For the material that follows, list every line containing the word "text".

======

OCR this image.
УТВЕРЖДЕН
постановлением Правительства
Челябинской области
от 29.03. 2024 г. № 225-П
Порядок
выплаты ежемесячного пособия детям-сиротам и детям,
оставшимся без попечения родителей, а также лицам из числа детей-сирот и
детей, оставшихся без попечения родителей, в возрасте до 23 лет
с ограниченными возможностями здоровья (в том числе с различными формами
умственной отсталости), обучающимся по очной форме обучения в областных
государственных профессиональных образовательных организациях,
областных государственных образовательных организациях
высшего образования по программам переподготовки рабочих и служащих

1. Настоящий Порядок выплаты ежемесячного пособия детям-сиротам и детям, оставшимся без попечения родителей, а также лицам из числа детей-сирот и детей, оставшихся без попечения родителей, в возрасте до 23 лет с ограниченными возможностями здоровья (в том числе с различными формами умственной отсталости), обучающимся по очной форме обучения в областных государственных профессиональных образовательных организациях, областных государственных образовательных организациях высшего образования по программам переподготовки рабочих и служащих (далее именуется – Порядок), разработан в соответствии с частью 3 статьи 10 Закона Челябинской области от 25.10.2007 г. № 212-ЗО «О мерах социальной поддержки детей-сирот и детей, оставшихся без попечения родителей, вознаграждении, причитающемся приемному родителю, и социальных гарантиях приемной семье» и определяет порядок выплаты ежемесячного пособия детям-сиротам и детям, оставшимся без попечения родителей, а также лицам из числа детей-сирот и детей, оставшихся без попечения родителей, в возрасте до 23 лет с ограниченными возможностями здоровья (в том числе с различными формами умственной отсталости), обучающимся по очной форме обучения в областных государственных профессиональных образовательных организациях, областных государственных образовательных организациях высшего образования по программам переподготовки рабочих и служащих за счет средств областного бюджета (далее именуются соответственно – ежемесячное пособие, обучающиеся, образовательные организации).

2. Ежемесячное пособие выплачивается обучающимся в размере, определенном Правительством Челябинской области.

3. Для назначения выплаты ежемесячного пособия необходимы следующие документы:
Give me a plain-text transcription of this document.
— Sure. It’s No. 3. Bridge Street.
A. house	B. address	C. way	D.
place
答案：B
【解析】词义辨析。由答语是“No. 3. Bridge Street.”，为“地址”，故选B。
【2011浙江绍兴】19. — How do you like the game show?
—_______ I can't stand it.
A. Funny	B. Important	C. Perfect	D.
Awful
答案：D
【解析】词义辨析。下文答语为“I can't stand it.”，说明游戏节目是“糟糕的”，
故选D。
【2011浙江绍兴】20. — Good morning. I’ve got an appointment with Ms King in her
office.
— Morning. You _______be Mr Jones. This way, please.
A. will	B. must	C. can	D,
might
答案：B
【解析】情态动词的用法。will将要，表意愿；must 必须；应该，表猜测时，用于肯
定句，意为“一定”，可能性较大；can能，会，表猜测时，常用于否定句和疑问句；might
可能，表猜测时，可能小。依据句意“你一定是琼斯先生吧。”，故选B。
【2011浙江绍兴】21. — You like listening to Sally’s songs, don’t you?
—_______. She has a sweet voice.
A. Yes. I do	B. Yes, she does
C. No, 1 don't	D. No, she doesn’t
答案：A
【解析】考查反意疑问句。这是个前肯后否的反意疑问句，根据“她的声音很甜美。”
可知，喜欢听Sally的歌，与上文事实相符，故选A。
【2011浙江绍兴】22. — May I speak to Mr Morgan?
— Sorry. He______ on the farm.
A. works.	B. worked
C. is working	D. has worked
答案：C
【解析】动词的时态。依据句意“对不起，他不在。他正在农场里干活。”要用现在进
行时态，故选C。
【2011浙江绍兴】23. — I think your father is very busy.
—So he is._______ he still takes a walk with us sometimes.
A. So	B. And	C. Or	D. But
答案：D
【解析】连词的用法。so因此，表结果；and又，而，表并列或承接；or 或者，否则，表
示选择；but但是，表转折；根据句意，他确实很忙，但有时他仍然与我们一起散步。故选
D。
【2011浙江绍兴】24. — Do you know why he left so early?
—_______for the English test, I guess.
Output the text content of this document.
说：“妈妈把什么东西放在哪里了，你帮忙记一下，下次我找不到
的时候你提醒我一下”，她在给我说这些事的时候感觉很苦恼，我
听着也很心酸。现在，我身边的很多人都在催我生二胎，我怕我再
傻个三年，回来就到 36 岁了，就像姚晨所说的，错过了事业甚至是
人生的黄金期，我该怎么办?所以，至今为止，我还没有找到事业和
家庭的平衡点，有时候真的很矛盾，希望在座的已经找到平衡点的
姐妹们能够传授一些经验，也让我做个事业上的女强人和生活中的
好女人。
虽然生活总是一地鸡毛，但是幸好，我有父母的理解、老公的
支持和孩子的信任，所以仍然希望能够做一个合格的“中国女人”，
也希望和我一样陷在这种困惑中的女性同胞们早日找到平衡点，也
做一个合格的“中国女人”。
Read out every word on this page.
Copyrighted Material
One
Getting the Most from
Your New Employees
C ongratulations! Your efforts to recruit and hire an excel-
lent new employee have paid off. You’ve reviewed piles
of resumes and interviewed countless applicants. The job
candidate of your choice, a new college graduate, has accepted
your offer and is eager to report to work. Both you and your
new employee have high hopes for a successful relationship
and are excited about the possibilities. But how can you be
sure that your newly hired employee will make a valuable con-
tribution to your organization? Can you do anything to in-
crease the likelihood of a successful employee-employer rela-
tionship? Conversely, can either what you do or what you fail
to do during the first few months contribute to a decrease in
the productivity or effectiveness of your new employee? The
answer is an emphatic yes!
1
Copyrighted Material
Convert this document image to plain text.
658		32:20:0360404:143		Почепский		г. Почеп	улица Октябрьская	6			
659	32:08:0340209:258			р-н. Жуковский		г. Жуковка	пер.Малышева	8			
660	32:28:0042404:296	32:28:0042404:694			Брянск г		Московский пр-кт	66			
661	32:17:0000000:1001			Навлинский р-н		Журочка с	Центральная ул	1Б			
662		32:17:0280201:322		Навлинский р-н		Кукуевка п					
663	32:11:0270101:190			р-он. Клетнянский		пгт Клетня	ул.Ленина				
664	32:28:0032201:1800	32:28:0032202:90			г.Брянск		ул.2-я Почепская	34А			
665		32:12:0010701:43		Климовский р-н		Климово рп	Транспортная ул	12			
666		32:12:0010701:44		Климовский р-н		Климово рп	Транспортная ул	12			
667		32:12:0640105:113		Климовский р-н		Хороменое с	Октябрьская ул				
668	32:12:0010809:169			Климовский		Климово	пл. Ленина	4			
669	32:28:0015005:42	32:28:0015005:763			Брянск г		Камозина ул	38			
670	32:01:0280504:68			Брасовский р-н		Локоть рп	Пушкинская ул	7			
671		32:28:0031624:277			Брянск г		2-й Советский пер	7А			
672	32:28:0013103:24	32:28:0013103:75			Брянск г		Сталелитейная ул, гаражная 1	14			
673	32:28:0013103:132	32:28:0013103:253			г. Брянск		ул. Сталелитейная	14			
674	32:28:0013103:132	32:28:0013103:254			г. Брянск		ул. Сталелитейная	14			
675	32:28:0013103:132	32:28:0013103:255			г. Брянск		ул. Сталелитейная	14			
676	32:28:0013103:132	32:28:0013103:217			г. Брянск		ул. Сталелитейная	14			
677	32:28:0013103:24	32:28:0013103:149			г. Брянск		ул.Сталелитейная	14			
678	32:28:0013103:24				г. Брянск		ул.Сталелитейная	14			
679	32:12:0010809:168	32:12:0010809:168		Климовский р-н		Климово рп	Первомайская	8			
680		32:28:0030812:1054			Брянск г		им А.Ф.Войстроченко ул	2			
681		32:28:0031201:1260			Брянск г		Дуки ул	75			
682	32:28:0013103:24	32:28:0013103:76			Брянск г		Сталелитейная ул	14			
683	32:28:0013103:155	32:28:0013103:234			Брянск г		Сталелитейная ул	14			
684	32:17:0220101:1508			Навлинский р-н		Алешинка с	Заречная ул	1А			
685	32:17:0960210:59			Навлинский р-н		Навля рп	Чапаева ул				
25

======

*Full answer*
Give me a plain-text transcription of this document.
Output the text content of this document.
Convert this document image to plain text.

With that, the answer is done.